#### TASK INPUTS:
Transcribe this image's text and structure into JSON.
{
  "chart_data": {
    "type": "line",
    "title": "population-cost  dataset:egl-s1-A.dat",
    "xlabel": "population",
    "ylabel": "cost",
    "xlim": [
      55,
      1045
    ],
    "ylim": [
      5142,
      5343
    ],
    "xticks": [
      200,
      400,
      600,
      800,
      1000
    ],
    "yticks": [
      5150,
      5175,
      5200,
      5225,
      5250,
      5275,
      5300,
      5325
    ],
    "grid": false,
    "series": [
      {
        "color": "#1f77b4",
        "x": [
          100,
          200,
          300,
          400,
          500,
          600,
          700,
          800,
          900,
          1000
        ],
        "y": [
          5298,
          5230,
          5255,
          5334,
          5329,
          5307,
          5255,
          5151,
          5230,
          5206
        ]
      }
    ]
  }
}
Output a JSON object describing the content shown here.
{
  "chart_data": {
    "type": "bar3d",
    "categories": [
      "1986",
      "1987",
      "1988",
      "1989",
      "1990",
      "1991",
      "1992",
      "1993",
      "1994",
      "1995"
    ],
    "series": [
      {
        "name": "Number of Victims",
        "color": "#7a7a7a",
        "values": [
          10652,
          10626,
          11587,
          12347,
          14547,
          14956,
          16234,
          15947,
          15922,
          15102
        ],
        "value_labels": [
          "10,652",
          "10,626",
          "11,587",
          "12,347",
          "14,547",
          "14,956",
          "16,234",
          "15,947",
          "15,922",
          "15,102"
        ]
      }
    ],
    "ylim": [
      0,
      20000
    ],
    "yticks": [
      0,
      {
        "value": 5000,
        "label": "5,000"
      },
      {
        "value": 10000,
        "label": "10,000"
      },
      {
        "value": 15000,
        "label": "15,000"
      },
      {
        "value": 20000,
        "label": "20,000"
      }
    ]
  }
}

#### DIRECTION:
Print the records above in full, exactly.

#### RESULT OF THE TASK:
Transcribe this image's text and structure into JSON.
{
  "chart_data": {
    "type": "line",
    "title": "population-cost  dataset:egl-s1-A.dat",
    "xlabel": "population",
    "ylabel": "cost",
    "xlim": [
      55,
      1045
    ],
    "ylim": [
      5142,
      5343
    ],
    "xticks": [
      200,
      400,
      600,
      800,
      1000
    ],
    "yticks": [
      5150,
      5175,
      5200,
      5225,
      5250,
      5275,
      5300,
      5325
    ],
    "grid": false,
    "series": [
      {
        "color": "#1f77b4",
        "x": [
          100,
          200,
          300,
          400,
          500,
          600,
          700,
          800,
          900,
          1000
        ],
        "y": [
          5298,
          5230,
          5255,
          5334,
          5329,
          5307,
          5255,
          5151,
          5230,
          5206
        ]
      }
    ]
  }
}
Output a JSON object describing the content shown here.
{
  "chart_data": {
    "type": "bar3d",
    "categories": [
      "1986",
      "1987",
      "1988",
      "1989",
      "1990",
      "1991",
      "1992",
      "1993",
      "1994",
      "1995"
    ],
    "series": [
      {
        "name": "Number of Victims",
        "color": "#7a7a7a",
        "values": [
          10652,
          10626,
          11587,
          12347,
          14547,
          14956,
          16234,
          15947,
          15922,
          15102
        ],
        "value_labels": [
          "10,652",
          "10,626",
          "11,587",
          "12,347",
          "14,547",
          "14,956",
          "16,234",
          "15,947",
          "15,922",
          "15,102"
        ]
      }
    ],
    "ylim": [
      0,
      20000
    ],
    "yticks": [
      0,
      {
        "value": 5000,
        "label": "5,000"
      },
      {
        "value": 10000,
        "label": "10,000"
      },
      {
        "value": 15000,
        "label": "15,000"
      },
      {
        "value": 20000,
        "label": "20,000"
      }
    ]
  }
}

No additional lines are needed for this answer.